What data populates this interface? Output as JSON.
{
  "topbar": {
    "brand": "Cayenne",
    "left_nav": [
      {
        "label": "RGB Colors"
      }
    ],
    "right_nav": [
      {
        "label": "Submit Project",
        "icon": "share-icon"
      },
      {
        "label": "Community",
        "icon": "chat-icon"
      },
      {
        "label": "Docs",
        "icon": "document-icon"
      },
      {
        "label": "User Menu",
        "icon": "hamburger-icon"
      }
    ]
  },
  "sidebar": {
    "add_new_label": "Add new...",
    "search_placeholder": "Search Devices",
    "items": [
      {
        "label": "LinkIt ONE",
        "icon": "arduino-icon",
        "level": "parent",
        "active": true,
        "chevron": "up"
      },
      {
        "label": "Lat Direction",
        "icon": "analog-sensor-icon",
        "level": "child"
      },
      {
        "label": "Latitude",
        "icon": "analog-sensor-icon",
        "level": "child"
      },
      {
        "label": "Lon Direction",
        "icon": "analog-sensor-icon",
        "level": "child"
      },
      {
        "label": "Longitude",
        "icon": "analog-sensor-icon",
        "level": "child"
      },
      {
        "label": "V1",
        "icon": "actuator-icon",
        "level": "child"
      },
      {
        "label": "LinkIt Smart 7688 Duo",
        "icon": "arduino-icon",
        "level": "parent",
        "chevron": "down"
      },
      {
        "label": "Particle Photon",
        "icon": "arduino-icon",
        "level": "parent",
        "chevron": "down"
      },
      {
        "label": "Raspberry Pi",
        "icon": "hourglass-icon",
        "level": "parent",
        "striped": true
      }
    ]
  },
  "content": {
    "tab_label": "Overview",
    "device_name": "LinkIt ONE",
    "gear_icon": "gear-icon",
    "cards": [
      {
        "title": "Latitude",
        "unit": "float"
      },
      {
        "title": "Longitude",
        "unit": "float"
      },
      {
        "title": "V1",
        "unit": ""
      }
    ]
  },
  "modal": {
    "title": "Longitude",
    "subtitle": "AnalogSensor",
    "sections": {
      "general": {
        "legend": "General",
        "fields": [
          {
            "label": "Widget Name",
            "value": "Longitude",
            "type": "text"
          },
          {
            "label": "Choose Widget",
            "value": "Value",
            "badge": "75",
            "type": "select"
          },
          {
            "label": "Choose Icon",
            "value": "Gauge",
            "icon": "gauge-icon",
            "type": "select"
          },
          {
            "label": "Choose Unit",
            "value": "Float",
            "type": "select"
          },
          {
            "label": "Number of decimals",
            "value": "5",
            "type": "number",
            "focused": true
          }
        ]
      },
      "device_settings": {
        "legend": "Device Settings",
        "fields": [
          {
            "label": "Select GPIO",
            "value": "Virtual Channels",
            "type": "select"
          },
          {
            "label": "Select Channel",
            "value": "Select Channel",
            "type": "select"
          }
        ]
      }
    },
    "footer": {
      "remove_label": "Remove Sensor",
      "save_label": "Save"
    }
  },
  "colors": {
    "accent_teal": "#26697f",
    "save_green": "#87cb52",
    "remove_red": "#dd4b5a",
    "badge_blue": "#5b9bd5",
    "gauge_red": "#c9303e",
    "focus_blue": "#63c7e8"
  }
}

......

Where a line of the material above holds the string "Choose", copy that line.

_Solution to the exercise_
            "label": "Choose Widget",
            "label": "Choose Icon",
            "label": "Choose Unit",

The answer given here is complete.